TASK INSTRUCTIONS ::
Go through the listing below and gather every line with the word "screenshot".

Extracts from a graphics dataset

--- BEGIN ---

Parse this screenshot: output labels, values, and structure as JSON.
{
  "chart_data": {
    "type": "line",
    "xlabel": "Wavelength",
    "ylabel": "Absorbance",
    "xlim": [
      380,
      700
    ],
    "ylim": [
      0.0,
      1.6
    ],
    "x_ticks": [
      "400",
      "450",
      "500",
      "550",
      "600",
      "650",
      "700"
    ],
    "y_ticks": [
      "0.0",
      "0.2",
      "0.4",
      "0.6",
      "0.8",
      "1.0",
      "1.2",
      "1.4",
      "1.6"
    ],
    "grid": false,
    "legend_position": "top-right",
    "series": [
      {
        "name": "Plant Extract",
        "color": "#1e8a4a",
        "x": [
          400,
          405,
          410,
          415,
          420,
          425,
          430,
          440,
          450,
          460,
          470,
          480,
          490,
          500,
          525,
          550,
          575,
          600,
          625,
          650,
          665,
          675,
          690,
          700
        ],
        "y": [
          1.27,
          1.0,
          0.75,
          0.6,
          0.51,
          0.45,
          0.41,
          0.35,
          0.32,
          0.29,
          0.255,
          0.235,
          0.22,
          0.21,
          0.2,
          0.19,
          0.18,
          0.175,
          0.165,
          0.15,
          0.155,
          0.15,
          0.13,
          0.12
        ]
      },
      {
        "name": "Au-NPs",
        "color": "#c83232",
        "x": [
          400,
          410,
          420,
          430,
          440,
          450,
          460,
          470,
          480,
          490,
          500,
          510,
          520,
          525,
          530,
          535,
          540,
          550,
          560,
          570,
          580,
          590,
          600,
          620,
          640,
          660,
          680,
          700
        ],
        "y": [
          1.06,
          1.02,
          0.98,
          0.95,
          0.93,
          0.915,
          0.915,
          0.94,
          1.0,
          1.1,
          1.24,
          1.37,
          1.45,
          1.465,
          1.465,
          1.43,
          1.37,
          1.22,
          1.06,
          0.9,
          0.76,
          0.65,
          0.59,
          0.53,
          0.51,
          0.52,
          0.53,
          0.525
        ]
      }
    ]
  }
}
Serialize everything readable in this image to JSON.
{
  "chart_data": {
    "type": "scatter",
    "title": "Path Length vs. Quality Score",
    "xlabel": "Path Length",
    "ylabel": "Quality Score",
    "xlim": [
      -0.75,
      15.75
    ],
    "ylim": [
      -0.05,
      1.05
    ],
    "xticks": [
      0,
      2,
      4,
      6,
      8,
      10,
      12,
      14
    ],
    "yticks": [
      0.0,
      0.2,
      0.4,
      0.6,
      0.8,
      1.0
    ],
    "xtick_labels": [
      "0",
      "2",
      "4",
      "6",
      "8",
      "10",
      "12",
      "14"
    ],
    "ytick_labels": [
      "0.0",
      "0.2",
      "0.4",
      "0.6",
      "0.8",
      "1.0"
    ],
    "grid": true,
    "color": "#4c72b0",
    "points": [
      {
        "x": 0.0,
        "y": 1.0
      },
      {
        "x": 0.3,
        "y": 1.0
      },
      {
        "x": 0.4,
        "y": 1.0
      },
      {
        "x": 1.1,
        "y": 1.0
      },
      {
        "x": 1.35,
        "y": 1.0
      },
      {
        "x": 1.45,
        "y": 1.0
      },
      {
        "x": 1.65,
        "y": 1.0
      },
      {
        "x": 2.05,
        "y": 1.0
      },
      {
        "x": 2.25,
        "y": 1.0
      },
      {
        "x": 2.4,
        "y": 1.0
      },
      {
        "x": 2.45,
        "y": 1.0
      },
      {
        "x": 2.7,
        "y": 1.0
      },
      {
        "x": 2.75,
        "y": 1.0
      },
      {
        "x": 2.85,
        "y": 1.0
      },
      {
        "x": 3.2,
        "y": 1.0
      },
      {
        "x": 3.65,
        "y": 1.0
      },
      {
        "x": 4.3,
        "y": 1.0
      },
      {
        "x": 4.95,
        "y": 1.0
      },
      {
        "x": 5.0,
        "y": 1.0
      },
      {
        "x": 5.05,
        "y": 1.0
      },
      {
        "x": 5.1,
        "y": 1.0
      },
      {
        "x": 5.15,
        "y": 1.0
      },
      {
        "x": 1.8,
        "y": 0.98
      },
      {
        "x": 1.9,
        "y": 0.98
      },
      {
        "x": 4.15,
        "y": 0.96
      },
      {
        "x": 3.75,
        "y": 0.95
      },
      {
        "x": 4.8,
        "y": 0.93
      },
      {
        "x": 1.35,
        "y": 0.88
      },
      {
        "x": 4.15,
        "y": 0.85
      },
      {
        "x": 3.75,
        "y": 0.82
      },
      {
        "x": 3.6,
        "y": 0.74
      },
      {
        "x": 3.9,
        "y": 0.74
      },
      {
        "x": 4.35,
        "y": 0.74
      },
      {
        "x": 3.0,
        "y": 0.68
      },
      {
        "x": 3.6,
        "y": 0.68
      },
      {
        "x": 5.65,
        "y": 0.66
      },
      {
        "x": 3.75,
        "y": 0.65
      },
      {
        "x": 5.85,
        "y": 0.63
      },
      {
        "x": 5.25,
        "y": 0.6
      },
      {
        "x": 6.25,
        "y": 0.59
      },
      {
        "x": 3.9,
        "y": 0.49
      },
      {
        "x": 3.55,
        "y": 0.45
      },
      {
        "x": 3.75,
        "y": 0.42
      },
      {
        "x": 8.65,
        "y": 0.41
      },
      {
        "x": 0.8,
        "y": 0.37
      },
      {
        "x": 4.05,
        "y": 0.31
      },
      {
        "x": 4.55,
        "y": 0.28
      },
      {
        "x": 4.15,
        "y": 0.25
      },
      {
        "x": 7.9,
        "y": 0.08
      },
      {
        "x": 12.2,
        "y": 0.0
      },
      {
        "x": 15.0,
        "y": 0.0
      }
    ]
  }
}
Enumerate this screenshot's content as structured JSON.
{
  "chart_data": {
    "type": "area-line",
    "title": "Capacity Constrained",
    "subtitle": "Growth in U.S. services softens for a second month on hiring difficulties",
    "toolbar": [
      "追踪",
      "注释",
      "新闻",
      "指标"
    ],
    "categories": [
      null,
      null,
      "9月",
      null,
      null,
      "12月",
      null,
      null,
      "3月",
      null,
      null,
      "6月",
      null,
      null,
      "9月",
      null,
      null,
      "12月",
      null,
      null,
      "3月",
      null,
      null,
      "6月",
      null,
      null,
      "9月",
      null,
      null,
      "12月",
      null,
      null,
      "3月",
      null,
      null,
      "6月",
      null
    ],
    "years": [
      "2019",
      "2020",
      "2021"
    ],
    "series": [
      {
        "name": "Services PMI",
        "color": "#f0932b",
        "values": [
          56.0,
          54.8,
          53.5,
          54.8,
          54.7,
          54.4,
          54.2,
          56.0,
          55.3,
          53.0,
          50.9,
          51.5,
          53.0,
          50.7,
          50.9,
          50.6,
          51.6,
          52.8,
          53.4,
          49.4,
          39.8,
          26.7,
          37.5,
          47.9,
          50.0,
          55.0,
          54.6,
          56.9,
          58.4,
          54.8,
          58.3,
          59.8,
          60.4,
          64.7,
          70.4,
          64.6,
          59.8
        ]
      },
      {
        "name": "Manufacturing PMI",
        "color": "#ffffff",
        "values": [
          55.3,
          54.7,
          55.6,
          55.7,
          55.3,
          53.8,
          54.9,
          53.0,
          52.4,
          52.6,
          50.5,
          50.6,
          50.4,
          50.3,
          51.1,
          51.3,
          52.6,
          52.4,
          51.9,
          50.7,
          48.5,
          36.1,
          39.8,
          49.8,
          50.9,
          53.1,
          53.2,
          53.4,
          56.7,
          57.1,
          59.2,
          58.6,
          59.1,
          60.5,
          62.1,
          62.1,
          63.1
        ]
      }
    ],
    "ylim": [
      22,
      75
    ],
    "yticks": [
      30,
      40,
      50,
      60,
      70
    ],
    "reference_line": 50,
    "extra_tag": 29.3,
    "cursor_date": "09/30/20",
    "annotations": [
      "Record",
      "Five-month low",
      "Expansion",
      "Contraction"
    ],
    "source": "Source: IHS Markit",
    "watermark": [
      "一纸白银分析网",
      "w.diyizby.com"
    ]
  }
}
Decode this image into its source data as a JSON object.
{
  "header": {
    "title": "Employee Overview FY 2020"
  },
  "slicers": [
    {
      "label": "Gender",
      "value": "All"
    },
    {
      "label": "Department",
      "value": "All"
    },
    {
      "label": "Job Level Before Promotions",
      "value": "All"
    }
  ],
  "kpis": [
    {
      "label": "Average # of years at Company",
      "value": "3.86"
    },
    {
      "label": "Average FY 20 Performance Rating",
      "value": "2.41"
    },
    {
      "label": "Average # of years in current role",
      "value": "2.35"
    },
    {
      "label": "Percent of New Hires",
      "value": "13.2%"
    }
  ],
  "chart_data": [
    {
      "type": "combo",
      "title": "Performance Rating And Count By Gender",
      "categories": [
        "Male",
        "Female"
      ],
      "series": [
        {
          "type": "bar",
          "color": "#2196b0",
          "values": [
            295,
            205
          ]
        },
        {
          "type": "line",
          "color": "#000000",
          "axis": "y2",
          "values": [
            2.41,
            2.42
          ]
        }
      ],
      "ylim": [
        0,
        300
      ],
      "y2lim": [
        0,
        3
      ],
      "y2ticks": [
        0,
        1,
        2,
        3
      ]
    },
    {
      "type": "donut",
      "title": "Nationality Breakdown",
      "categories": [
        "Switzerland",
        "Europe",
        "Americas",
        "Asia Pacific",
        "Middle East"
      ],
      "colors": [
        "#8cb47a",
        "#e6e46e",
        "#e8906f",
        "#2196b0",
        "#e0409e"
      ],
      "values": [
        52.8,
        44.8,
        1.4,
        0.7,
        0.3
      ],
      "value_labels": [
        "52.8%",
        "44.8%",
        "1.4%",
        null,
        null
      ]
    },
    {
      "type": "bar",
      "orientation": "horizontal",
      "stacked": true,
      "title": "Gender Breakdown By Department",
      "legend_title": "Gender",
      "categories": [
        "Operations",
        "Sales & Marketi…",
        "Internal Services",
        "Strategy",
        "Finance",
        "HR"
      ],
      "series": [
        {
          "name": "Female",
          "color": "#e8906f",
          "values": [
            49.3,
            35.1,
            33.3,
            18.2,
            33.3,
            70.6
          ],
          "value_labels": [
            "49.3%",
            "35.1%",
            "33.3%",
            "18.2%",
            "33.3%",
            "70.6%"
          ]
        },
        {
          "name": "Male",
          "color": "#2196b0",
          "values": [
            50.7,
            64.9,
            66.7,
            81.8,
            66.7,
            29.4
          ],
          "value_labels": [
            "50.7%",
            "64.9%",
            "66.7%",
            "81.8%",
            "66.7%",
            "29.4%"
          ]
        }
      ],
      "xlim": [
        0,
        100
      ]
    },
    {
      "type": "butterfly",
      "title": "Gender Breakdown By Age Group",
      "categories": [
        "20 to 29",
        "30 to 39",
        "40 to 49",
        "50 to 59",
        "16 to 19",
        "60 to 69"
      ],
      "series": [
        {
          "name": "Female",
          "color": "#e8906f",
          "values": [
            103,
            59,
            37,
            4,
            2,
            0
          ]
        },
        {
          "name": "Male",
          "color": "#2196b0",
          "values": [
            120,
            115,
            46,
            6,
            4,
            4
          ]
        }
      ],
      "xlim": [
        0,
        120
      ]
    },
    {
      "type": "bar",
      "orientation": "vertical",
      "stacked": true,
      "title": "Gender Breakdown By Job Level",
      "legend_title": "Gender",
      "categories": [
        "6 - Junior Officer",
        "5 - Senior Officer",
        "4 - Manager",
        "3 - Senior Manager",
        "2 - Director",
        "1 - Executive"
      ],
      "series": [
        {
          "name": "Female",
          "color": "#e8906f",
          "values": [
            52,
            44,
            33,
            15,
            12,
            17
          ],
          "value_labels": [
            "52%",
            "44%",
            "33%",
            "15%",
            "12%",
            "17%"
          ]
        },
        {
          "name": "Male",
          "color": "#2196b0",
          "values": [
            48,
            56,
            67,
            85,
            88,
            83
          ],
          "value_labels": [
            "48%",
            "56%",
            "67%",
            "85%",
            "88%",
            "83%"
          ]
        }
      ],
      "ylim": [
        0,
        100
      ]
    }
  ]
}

--- END ---

SOLUTION TO THIS EXERCISE ::
Parse this screenshot: output labels, values, and structure as JSON.
Enumerate this screenshot's content as structured JSON.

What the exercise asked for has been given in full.